On Thu, Sep 24, 2009 at 12:02:07PM +0200, Chris Lilley wrote:
On Monday, September 21, 2009, 6:19:38 PM, bulia wrote:
bb> But still, bb> soft hyphen is a legal Unicode character and we must support it bb> anyway. I'm just wondering if it is supposed to be treated differently bb> depending on language; from what I read, it looks like it is always bb> replaced with a visible hyphen when a break occurs. So it may be a bb> workable solution for English and other languages but not for bb> Malayalam :( Please correct me if I'm wrong.
No, you are right. A soft hyphen is inserted into text to help a layout system figure out where to break a word with a hyphen at the end of the line.
If Malayalam (and indeed other languages) don't use hyphens at the end of lines to indicate broken words, then clearly the users of that language will not normally be inserting the soft hyphens. But if by chance they do, well, the hyphen will be displayed if it falls at the end of a line.
If I correctly understand the above, then it conflicts with section 5.4 of Unicode Annex #14 (http://www.unicode.org/unicode/reports/tr14/#SoftHyphen):
“Depending on the language and the word, that may produce different visible results — for example:
* Simply inserting a hyphen glyph * Inserting a hyphen glyph and changing spelling in the divided word parts * Not showing any visible change and simply breaking at that point * Inserting a hyphen glyph at the beginning of the new line”
Bulia, Chris, what is the source of your information? Is there a conflict of standards, or were you going by an informal source?
pjrm.

__Dataset extract__.

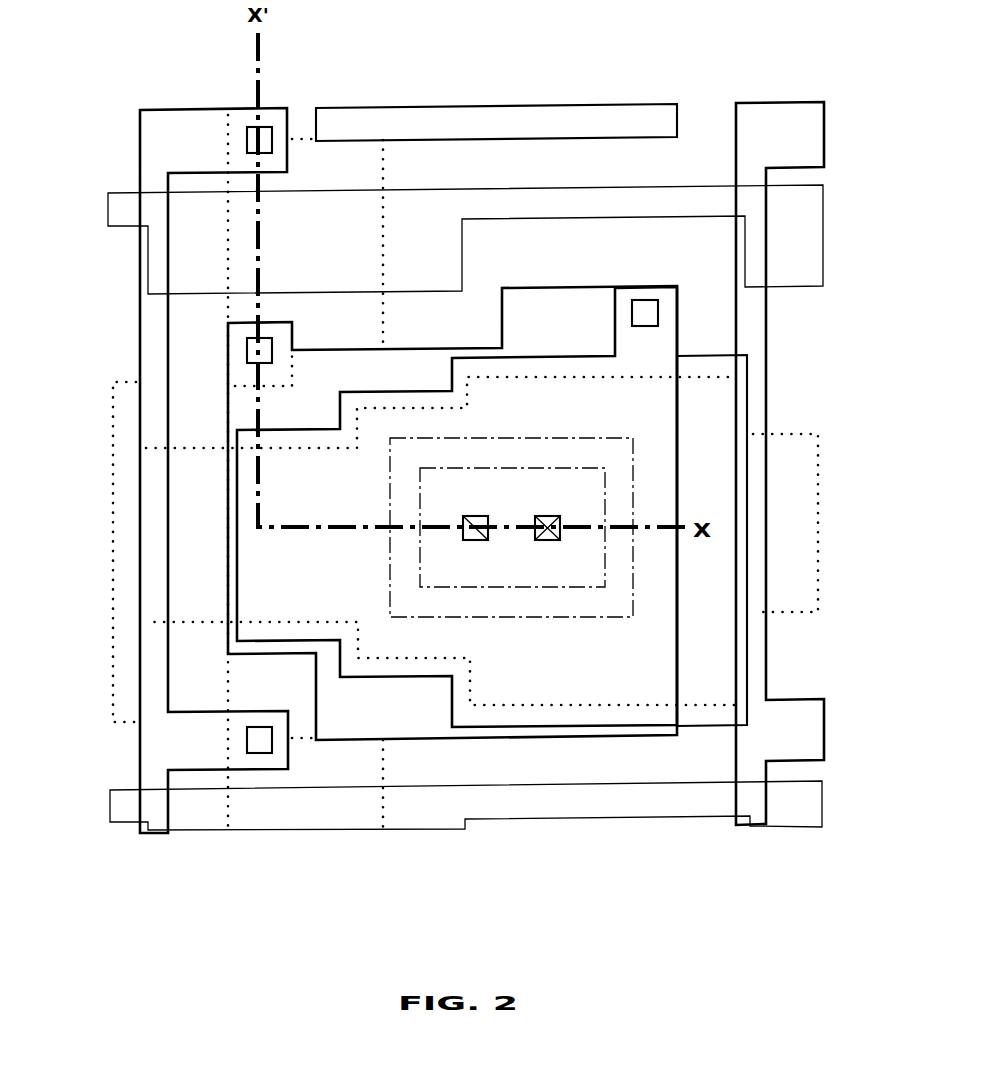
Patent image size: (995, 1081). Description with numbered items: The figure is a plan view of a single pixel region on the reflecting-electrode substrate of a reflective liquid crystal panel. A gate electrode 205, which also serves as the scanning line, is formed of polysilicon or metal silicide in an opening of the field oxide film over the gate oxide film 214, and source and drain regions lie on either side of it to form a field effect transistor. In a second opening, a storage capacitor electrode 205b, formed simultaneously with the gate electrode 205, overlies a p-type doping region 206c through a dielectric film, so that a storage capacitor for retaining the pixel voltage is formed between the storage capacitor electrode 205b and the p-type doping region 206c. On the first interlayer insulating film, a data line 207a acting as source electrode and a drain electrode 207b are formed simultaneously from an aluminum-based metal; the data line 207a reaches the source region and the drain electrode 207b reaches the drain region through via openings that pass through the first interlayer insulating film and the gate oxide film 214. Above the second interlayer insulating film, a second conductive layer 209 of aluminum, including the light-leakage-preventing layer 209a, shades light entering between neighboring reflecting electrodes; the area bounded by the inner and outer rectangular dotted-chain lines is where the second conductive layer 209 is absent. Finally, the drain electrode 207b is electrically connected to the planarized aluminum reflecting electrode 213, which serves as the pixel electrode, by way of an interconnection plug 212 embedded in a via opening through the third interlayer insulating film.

The gate electrode 205 is at (353, 212).
The storage capacitor electrode 205b is at (720, 408).
The p-type doping region 206c is at (185, 525).
The data line 207a is at (185, 130).
The drain electrode 207b is at (240, 403).
The second conductive layer 209 is at (567, 560).
The second conductive layer for preventing light leakage 209a is at (610, 767).
The interconnection plug 212 is at (548, 541).
The reflecting electrode 213 is at (465, 533).
The gate oxide film 214 is at (250, 352).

__Given exercise__.
Can you write out the soft hyphen message from the words "If Malayalam (and" through the words "end of a line."? Work from the soft hyphen message alone, not from the items.

__Solution to this problem__.
If Malayalam (and indeed other languages) don't use hyphens at the end of lines to indicate broken words, then clearly the users of that language will not normally be inserting the soft hyphens. But if by chance they do, well, the hyphen will be displayed if it falls at the end of a line.